• _What this task involves_: Return the entries below in their exact form, leaving the pictures out.

• _Records to process_:
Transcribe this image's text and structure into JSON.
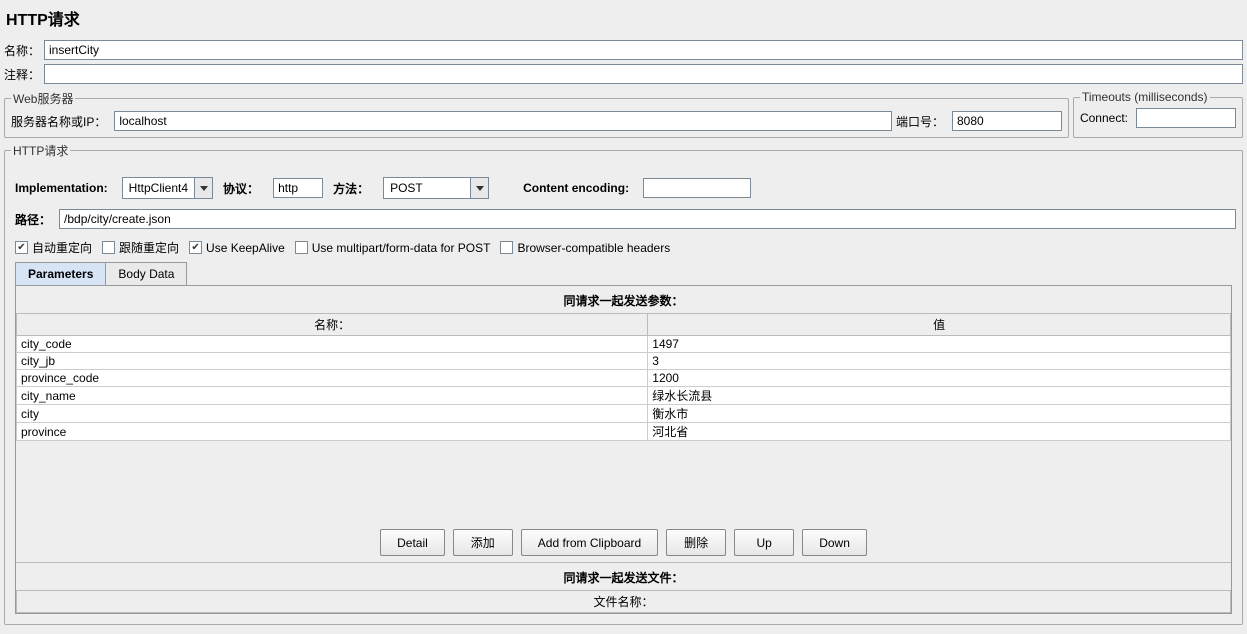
{
  "title": "HTTP请求",
  "basic": {
    "name_label": "名称：",
    "name_value": "insertCity",
    "comment_label": "注释："
  },
  "web_server": {
    "legend": "Web服务器",
    "server_label": "服务器名称或IP：",
    "server_value": "localhost",
    "port_label": "端口号：",
    "port_value": "8080"
  },
  "timeouts": {
    "legend": "Timeouts (milliseconds)",
    "connect_label": "Connect:"
  },
  "http": {
    "legend": "HTTP请求",
    "impl_label": "Implementation:",
    "impl_value": "HttpClient4",
    "protocol_label": "协议：",
    "protocol_value": "http",
    "method_label": "方法：",
    "method_value": "POST",
    "encoding_label": "Content encoding:",
    "path_label": "路径：",
    "path_value": "/bdp/city/create.json",
    "checkboxes": {
      "auto_redirect": "自动重定向",
      "follow_redirect": "跟随重定向",
      "keepalive": "Use KeepAlive",
      "multipart": "Use multipart/form-data for POST",
      "browser_compat": "Browser-compatible headers"
    }
  },
  "tabs": {
    "parameters": "Parameters",
    "body_data": "Body Data"
  },
  "params_section": {
    "title": "同请求一起发送参数：",
    "col_name": "名称：",
    "col_value": "值",
    "rows": [
      {
        "name": "city_code",
        "value": "1497"
      },
      {
        "name": "city_jb",
        "value": "3"
      },
      {
        "name": "province_code",
        "value": "1200"
      },
      {
        "name": "city_name",
        "value": "绿水长流县"
      },
      {
        "name": "city",
        "value": "衡水市"
      },
      {
        "name": "province",
        "value": "河北省"
      }
    ]
  },
  "buttons": {
    "detail": "Detail",
    "add": "添加",
    "add_clipboard": "Add from Clipboard",
    "delete": "删除",
    "up": "Up",
    "down": "Down"
  },
  "files_section": {
    "title": "同请求一起发送文件：",
    "col_filename": "文件名称："
  }
}
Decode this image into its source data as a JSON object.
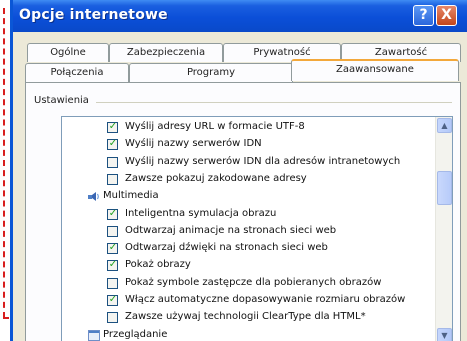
{
  "window": {
    "title": "Opcje internetowe",
    "help_label": "?",
    "close_label": "X"
  },
  "tabs": {
    "row1": [
      "Ogólne",
      "Zabezpieczenia",
      "Prywatność",
      "Zawartość"
    ],
    "row2": [
      "Połączenia",
      "Programy",
      "Zaawansowane"
    ],
    "active": "Zaawansowane"
  },
  "settings": {
    "group_label": "Ustawienia",
    "items": [
      {
        "type": "checkbox",
        "checked": true,
        "label": "Wyślij adresy URL w formacie UTF-8"
      },
      {
        "type": "checkbox",
        "checked": true,
        "label": "Wyślij nazwy serwerów IDN"
      },
      {
        "type": "checkbox",
        "checked": false,
        "label": "Wyślij nazwy serwerów IDN dla adresów intranetowych"
      },
      {
        "type": "checkbox",
        "checked": false,
        "label": "Zawsze pokazuj zakodowane adresy"
      },
      {
        "type": "category",
        "icon": "multimedia-icon",
        "label": "Multimedia"
      },
      {
        "type": "checkbox",
        "checked": true,
        "label": "Inteligentna symulacja obrazu"
      },
      {
        "type": "checkbox",
        "checked": false,
        "label": "Odtwarzaj animacje na stronach sieci web"
      },
      {
        "type": "checkbox",
        "checked": true,
        "label": "Odtwarzaj dźwięki na stronach sieci web"
      },
      {
        "type": "checkbox",
        "checked": true,
        "label": "Pokaż obrazy"
      },
      {
        "type": "checkbox",
        "checked": false,
        "label": "Pokaż symbole zastępcze dla pobieranych obrazów"
      },
      {
        "type": "checkbox",
        "checked": true,
        "label": "Włącz automatyczne dopasowywanie rozmiaru obrazów"
      },
      {
        "type": "checkbox",
        "checked": false,
        "label": "Zawsze używaj technologii ClearType dla HTML*"
      },
      {
        "type": "category",
        "icon": "browsing-icon",
        "label": "Przeglądanie"
      }
    ]
  },
  "colors": {
    "annotation": "#d81e1e",
    "titlebar": "#0b4fd8",
    "check": "#21a121"
  }
}
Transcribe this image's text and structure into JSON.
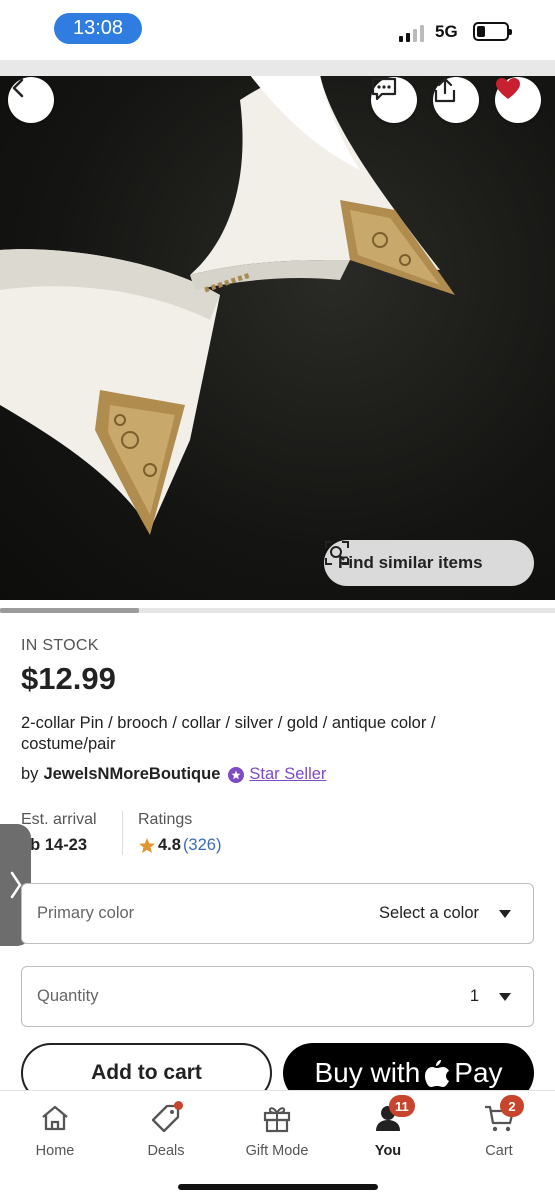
{
  "status_bar": {
    "time": "13:08",
    "network": "5G"
  },
  "hero": {
    "find_similar_label": "Find similar items",
    "image_progress": 0.25
  },
  "product": {
    "stock_status": "IN STOCK",
    "price": "$12.99",
    "title": "2-collar Pin / brooch / collar / silver / gold / antique color / costume/pair",
    "seller_prefix": "by",
    "seller_name": "JewelsNMoreBoutique",
    "seller_badge": "Star Seller",
    "arrival_label": "Est. arrival",
    "arrival_value": "eb 14-23",
    "ratings_label": "Ratings",
    "rating": "4.8",
    "rating_count": "(326)"
  },
  "options": {
    "color_label": "Primary color",
    "color_value": "Select a color",
    "quantity_label": "Quantity",
    "quantity_value": "1"
  },
  "actions": {
    "add_to_cart": "Add to cart",
    "buy_with": "Buy with",
    "pay": "Pay"
  },
  "nav": {
    "items": [
      {
        "label": "Home"
      },
      {
        "label": "Deals"
      },
      {
        "label": "Gift Mode"
      },
      {
        "label": "You",
        "badge": "11"
      },
      {
        "label": "Cart",
        "badge": "2"
      }
    ]
  },
  "colors": {
    "accent": "#c8442c",
    "star_seller": "#7d4bc4",
    "link": "#3b6bb5"
  }
}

• _Answer to this task_:
Transcribe this image's text and structure into JSON.
{
  "title": "HTTP请求",
  "basic": {
    "name_label": "名称：",
    "name_value": "insertCity",
    "comment_label": "注释："
  },
  "web_server": {
    "legend": "Web服务器",
    "server_label": "服务器名称或IP：",
    "server_value": "localhost",
    "port_label": "端口号：",
    "port_value": "8080"
  },
  "timeouts": {
    "legend": "Timeouts (milliseconds)",
    "connect_label": "Connect:"
  },
  "http": {
    "legend": "HTTP请求",
    "impl_label": "Implementation:",
    "impl_value": "HttpClient4",
    "protocol_label": "协议：",
    "protocol_value": "http",
    "method_label": "方法：",
    "method_value": "POST",
    "encoding_label": "Content encoding:",
    "path_label": "路径：",
    "path_value": "/bdp/city/create.json",
    "checkboxes": {
      "auto_redirect": "自动重定向",
      "follow_redirect": "跟随重定向",
      "keepalive": "Use KeepAlive",
      "multipart": "Use multipart/form-data for POST",
      "browser_compat": "Browser-compatible headers"
    }
  },
  "tabs": {
    "parameters": "Parameters",
    "body_data": "Body Data"
  },
  "params_section": {
    "title": "同请求一起发送参数：",
    "col_name": "名称：",
    "col_value": "值",
    "rows": [
      {
        "name": "city_code",
        "value": "1497"
      },
      {
        "name": "city_jb",
        "value": "3"
      },
      {
        "name": "province_code",
        "value": "1200"
      },
      {
        "name": "city_name",
        "value": "绿水长流县"
      },
      {
        "name": "city",
        "value": "衡水市"
      },
      {
        "name": "province",
        "value": "河北省"
      }
    ]
  },
  "buttons": {
    "detail": "Detail",
    "add": "添加",
    "add_clipboard": "Add from Clipboard",
    "delete": "删除",
    "up": "Up",
    "down": "Down"
  },
  "files_section": {
    "title": "同请求一起发送文件：",
    "col_filename": "文件名称："
  }
}
Decode this image into its source data as a JSON object.
{
  "window": {
    "title": "Opcje internetowe",
    "help_label": "?",
    "close_label": "X"
  },
  "tabs": {
    "row1": [
      "Ogólne",
      "Zabezpieczenia",
      "Prywatność",
      "Zawartość"
    ],
    "row2": [
      "Połączenia",
      "Programy",
      "Zaawansowane"
    ],
    "active": "Zaawansowane"
  },
  "settings": {
    "group_label": "Ustawienia",
    "items": [
      {
        "type": "checkbox",
        "checked": true,
        "label": "Wyślij adresy URL w formacie UTF-8"
      },
      {
        "type": "checkbox",
        "checked": true,
        "label": "Wyślij nazwy serwerów IDN"
      },
      {
        "type": "checkbox",
        "checked": false,
        "label": "Wyślij nazwy serwerów IDN dla adresów intranetowych"
      },
      {
        "type": "checkbox",
        "checked": false,
        "label": "Zawsze pokazuj zakodowane adresy"
      },
      {
        "type": "category",
        "icon": "multimedia-icon",
        "label": "Multimedia"
      },
      {
        "type": "checkbox",
        "checked": true,
        "label": "Inteligentna symulacja obrazu"
      },
      {
        "type": "checkbox",
        "checked": false,
        "label": "Odtwarzaj animacje na stronach sieci web"
      },
      {
        "type": "checkbox",
        "checked": true,
        "label": "Odtwarzaj dźwięki na stronach sieci web"
      },
      {
        "type": "checkbox",
        "checked": true,
        "label": "Pokaż obrazy"
      },
      {
        "type": "checkbox",
        "checked": false,
        "label": "Pokaż symbole zastępcze dla pobieranych obrazów"
      },
      {
        "type": "checkbox",
        "checked": true,
        "label": "Włącz automatyczne dopasowywanie rozmiaru obrazów"
      },
      {
        "type": "checkbox",
        "checked": false,
        "label": "Zawsze używaj technologii ClearType dla HTML*"
      },
      {
        "type": "category",
        "icon": "browsing-icon",
        "label": "Przeglądanie"
      }
    ]
  },
  "colors": {
    "annotation": "#d81e1e",
    "titlebar": "#0b4fd8",
    "check": "#21a121"
  }
}
Transcribe this image's text and structure into JSON.
{
  "status_bar": {
    "time": "13:08",
    "network": "5G"
  },
  "hero": {
    "find_similar_label": "Find similar items",
    "image_progress": 0.25
  },
  "product": {
    "stock_status": "IN STOCK",
    "price": "$12.99",
    "title": "2-collar Pin / brooch / collar / silver / gold / antique color / costume/pair",
    "seller_prefix": "by",
    "seller_name": "JewelsNMoreBoutique",
    "seller_badge": "Star Seller",
    "arrival_label": "Est. arrival",
    "arrival_value": "eb 14-23",
    "ratings_label": "Ratings",
    "rating": "4.8",
    "rating_count": "(326)"
  },
  "options": {
    "color_label": "Primary color",
    "color_value": "Select a color",
    "quantity_label": "Quantity",
    "quantity_value": "1"
  },
  "actions": {
    "add_to_cart": "Add to cart",
    "buy_with": "Buy with",
    "pay": "Pay"
  },
  "nav": {
    "items": [
      {
        "label": "Home"
      },
      {
        "label": "Deals"
      },
      {
        "label": "Gift Mode"
      },
      {
        "label": "You",
        "badge": "11"
      },
      {
        "label": "Cart",
        "badge": "2"
      }
    ]
  },
  "colors": {
    "accent": "#c8442c",
    "star_seller": "#7d4bc4",
    "link": "#3b6bb5"
  }
}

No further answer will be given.